→ **Set problem**
Collect every line in the records below that contains the word "transfers".

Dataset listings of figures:
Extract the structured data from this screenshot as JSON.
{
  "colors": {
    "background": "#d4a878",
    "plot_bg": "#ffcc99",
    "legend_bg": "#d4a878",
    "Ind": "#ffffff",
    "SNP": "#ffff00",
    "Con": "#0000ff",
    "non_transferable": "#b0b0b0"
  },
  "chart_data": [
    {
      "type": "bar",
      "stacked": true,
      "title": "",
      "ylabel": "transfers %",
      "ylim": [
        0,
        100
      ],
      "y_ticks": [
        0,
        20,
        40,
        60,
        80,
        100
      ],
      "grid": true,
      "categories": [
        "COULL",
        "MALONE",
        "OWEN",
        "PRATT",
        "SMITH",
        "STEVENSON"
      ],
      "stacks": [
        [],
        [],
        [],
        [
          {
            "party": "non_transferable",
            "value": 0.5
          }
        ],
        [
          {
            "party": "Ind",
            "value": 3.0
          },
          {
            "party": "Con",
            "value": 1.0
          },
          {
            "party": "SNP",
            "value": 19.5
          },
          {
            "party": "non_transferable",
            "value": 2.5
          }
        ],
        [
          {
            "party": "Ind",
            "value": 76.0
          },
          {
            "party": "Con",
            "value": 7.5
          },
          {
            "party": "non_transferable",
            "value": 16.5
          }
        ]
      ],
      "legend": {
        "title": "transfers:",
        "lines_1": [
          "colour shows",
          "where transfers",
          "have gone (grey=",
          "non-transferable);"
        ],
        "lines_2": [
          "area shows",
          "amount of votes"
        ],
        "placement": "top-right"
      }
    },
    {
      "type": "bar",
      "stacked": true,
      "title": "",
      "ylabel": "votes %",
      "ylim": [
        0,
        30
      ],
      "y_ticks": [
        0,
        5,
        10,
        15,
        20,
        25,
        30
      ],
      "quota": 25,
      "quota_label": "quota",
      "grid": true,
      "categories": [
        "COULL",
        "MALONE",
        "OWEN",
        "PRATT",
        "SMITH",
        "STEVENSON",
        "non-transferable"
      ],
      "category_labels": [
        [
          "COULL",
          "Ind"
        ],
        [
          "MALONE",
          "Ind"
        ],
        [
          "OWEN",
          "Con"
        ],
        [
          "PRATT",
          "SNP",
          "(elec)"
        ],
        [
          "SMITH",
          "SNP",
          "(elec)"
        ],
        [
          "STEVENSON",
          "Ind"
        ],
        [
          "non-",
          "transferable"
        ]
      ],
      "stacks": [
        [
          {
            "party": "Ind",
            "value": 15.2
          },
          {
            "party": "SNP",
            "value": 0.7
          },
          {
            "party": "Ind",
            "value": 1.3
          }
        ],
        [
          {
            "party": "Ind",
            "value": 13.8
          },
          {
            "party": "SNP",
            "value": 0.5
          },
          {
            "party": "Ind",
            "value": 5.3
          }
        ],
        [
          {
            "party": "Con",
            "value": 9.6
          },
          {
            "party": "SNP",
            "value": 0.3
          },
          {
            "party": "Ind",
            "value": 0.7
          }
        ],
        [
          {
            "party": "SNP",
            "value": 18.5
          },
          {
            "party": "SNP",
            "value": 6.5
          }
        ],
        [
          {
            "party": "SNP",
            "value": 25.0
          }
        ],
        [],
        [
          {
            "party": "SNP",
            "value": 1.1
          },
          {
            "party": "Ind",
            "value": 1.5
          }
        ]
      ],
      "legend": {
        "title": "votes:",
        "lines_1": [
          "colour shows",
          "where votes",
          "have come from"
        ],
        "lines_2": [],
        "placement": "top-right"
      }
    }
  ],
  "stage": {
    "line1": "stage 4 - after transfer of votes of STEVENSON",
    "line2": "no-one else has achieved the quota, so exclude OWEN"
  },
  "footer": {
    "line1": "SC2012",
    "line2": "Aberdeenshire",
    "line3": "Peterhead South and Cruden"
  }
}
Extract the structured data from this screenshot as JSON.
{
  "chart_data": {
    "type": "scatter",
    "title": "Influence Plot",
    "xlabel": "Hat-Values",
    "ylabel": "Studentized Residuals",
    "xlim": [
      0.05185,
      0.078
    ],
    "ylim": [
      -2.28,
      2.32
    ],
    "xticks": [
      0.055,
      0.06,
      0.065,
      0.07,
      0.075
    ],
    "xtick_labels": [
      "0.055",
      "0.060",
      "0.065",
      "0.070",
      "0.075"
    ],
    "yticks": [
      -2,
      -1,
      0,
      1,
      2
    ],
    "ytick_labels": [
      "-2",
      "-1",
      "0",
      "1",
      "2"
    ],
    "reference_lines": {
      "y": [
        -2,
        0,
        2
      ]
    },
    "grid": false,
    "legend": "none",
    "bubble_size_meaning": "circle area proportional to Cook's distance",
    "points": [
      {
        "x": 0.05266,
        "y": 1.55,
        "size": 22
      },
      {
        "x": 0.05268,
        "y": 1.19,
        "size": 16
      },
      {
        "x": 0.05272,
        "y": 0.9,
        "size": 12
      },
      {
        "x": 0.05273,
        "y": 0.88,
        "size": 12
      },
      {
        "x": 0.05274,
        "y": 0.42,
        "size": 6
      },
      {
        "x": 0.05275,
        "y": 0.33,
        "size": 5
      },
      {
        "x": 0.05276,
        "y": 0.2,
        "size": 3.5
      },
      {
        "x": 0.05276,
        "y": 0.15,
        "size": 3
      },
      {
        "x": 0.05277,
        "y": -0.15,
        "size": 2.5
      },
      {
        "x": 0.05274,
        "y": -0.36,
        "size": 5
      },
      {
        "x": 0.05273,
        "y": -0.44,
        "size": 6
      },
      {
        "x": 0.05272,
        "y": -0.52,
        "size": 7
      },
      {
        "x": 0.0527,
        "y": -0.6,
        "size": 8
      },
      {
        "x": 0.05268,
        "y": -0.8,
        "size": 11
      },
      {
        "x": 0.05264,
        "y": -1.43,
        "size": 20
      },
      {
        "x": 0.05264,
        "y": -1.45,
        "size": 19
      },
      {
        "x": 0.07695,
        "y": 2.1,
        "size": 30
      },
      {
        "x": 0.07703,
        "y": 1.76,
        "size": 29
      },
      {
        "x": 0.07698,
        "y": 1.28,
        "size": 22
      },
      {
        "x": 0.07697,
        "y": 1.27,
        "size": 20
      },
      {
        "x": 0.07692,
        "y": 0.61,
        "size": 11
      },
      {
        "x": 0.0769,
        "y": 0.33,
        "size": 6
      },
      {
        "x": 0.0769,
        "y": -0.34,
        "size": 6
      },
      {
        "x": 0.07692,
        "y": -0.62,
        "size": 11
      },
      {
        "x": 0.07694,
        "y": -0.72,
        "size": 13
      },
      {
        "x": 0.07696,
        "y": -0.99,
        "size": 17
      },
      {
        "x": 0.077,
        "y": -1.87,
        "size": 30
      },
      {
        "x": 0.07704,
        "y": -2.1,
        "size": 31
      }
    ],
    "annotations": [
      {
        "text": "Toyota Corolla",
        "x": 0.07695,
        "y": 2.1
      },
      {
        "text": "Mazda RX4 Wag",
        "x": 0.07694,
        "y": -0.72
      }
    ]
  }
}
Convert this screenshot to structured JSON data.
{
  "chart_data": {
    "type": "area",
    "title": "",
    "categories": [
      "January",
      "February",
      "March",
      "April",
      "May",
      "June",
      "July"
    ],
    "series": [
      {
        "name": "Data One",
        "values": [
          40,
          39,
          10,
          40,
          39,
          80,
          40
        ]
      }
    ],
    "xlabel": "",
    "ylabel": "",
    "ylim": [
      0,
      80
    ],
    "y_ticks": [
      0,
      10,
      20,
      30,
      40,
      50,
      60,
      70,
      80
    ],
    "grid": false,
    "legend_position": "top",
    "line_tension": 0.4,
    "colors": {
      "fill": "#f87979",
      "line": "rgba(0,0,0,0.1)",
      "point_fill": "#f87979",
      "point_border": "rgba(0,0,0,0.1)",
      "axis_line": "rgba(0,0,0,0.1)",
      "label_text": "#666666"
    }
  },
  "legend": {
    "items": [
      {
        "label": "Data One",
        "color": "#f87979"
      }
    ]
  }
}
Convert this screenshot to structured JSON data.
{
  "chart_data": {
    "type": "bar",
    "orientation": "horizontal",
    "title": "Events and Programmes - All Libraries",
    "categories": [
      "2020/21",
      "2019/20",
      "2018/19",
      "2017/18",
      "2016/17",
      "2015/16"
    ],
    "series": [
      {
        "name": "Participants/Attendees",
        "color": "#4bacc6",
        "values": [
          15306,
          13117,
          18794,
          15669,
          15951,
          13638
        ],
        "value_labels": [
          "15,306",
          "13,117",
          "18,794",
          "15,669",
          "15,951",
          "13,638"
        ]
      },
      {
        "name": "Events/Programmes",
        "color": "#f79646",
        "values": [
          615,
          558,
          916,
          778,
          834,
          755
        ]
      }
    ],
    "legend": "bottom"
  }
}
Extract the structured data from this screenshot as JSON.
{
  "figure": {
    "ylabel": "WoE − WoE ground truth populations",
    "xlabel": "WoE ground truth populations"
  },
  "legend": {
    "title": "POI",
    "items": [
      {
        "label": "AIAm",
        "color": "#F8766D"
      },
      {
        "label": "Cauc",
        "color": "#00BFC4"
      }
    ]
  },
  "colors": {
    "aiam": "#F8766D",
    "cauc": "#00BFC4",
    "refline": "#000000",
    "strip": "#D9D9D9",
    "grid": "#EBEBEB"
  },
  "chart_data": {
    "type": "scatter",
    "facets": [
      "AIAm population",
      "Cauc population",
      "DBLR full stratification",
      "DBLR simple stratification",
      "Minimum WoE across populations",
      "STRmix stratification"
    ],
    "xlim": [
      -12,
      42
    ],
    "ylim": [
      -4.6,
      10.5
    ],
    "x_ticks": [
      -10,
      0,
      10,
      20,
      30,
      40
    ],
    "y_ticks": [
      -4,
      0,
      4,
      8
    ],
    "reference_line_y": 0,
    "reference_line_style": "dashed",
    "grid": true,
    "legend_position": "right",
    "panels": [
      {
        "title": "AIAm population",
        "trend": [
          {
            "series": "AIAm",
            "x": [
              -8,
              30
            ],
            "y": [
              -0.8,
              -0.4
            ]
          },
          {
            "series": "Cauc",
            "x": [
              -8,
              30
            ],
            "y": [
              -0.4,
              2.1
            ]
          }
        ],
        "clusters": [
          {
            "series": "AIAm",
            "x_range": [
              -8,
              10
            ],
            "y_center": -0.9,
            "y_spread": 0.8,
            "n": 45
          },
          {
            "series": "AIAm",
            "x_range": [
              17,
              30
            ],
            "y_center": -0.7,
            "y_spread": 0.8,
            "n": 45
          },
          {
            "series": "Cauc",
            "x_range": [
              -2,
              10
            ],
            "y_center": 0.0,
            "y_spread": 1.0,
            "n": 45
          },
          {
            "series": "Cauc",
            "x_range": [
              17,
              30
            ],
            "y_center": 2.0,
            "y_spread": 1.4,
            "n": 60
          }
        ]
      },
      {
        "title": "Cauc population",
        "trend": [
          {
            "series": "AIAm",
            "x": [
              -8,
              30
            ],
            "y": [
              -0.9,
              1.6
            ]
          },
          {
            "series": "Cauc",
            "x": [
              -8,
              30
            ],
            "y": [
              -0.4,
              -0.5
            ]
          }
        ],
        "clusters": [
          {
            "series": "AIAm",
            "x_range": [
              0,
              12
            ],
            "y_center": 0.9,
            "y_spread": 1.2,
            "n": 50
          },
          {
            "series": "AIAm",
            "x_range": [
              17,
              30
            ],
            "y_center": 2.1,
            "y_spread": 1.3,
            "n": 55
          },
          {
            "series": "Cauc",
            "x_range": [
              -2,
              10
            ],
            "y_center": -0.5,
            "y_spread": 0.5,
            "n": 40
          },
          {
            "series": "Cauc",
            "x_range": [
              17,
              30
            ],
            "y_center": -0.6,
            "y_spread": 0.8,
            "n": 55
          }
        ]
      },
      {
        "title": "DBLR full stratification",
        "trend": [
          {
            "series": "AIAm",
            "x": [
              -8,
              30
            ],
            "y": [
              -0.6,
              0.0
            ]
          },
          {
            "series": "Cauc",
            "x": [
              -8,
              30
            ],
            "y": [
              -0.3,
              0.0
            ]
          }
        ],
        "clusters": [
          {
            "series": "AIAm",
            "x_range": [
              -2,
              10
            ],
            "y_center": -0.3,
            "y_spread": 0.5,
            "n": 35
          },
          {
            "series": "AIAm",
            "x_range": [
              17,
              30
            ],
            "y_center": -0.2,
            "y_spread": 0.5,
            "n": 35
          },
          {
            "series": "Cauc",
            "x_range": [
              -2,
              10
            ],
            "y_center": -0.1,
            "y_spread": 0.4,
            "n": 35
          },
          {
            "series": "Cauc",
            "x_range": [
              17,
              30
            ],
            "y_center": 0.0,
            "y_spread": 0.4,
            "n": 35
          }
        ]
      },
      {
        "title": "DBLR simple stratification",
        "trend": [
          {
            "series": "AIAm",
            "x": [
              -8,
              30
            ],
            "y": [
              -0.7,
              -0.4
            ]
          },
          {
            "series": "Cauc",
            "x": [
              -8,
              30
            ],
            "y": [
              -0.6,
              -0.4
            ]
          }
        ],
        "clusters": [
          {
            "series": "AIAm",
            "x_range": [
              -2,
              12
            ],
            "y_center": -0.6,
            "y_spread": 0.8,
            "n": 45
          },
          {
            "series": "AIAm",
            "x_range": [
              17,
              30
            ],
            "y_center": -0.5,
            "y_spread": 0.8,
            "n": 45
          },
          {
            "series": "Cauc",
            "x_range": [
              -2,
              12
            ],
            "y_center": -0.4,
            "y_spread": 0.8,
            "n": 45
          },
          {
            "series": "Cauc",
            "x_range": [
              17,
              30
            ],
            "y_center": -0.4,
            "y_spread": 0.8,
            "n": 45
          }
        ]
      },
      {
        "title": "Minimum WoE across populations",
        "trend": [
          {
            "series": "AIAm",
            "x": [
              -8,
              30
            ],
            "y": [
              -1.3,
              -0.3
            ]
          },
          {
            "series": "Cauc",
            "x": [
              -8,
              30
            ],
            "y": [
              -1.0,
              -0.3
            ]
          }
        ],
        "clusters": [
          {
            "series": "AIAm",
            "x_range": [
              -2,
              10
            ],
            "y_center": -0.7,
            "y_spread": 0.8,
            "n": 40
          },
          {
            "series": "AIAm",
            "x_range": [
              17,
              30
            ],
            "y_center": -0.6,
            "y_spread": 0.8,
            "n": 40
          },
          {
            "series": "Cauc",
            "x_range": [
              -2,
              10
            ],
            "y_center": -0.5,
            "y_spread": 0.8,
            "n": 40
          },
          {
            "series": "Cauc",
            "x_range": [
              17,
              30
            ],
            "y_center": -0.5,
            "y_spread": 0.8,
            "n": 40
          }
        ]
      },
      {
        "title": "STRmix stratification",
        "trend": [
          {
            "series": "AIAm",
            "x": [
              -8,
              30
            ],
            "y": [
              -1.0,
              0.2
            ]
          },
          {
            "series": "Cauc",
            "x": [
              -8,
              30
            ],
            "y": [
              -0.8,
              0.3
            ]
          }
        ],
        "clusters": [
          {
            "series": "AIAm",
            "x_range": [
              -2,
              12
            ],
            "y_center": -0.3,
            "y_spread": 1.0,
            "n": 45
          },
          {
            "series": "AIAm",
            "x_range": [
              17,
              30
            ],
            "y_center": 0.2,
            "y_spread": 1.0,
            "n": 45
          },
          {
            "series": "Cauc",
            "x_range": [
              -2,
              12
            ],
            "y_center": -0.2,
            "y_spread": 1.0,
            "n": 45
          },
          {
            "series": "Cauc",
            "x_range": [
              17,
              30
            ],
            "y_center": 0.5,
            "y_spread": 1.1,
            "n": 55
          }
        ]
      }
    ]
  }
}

→ **Expected output**
      "ylabel": "transfers %",
        "title": "transfers:",
          "where transfers",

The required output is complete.